(Chart and figure data)
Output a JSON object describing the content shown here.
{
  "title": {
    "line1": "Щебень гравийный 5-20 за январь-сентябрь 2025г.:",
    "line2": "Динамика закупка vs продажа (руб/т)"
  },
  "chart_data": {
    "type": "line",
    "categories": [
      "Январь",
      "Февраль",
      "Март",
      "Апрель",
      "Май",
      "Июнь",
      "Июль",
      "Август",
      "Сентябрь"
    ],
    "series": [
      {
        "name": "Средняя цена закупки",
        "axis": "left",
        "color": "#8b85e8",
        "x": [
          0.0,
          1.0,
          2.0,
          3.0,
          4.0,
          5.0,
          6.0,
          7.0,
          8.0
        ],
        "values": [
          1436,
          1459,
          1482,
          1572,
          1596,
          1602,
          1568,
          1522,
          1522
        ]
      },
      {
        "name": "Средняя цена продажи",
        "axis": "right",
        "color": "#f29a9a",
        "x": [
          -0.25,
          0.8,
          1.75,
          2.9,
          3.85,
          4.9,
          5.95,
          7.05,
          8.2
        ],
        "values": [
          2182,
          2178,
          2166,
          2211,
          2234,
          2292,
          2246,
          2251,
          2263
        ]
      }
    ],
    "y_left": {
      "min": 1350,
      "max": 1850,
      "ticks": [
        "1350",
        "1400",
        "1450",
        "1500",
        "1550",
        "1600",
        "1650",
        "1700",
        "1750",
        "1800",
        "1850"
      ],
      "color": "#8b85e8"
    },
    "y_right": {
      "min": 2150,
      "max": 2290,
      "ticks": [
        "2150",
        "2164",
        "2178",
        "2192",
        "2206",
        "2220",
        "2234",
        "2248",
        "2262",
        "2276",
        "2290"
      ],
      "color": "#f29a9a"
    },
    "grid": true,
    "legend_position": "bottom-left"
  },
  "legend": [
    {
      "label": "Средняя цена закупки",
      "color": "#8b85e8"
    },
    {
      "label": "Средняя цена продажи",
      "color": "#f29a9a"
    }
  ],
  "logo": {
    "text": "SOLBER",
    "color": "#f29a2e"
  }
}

Written task
Transcribe the material exactly as it reads.

Result
Output a JSON object describing the content shown here.
{
  "title": {
    "line1": "Щебень гравийный 5-20 за январь-сентябрь 2025г.:",
    "line2": "Динамика закупка vs продажа (руб/т)"
  },
  "chart_data": {
    "type": "line",
    "categories": [
      "Январь",
      "Февраль",
      "Март",
      "Апрель",
      "Май",
      "Июнь",
      "Июль",
      "Август",
      "Сентябрь"
    ],
    "series": [
      {
        "name": "Средняя цена закупки",
        "axis": "left",
        "color": "#8b85e8",
        "x": [
          0.0,
          1.0,
          2.0,
          3.0,
          4.0,
          5.0,
          6.0,
          7.0,
          8.0
        ],
        "values": [
          1436,
          1459,
          1482,
          1572,
          1596,
          1602,
          1568,
          1522,
          1522
        ]
      },
      {
        "name": "Средняя цена продажи",
        "axis": "right",
        "color": "#f29a9a",
        "x": [
          -0.25,
          0.8,
          1.75,
          2.9,
          3.85,
          4.9,
          5.95,
          7.05,
          8.2
        ],
        "values": [
          2182,
          2178,
          2166,
          2211,
          2234,
          2292,
          2246,
          2251,
          2263
        ]
      }
    ],
    "y_left": {
      "min": 1350,
      "max": 1850,
      "ticks": [
        "1350",
        "1400",
        "1450",
        "1500",
        "1550",
        "1600",
        "1650",
        "1700",
        "1750",
        "1800",
        "1850"
      ],
      "color": "#8b85e8"
    },
    "y_right": {
      "min": 2150,
      "max": 2290,
      "ticks": [
        "2150",
        "2164",
        "2178",
        "2192",
        "2206",
        "2220",
        "2234",
        "2248",
        "2262",
        "2276",
        "2290"
      ],
      "color": "#f29a9a"
    },
    "grid": true,
    "legend_position": "bottom-left"
  },
  "legend": [
    {
      "label": "Средняя цена закупки",
      "color": "#8b85e8"
    },
    {
      "label": "Средняя цена продажи",
      "color": "#f29a9a"
    }
  ],
  "logo": {
    "text": "SOLBER",
    "color": "#f29a2e"
  }
}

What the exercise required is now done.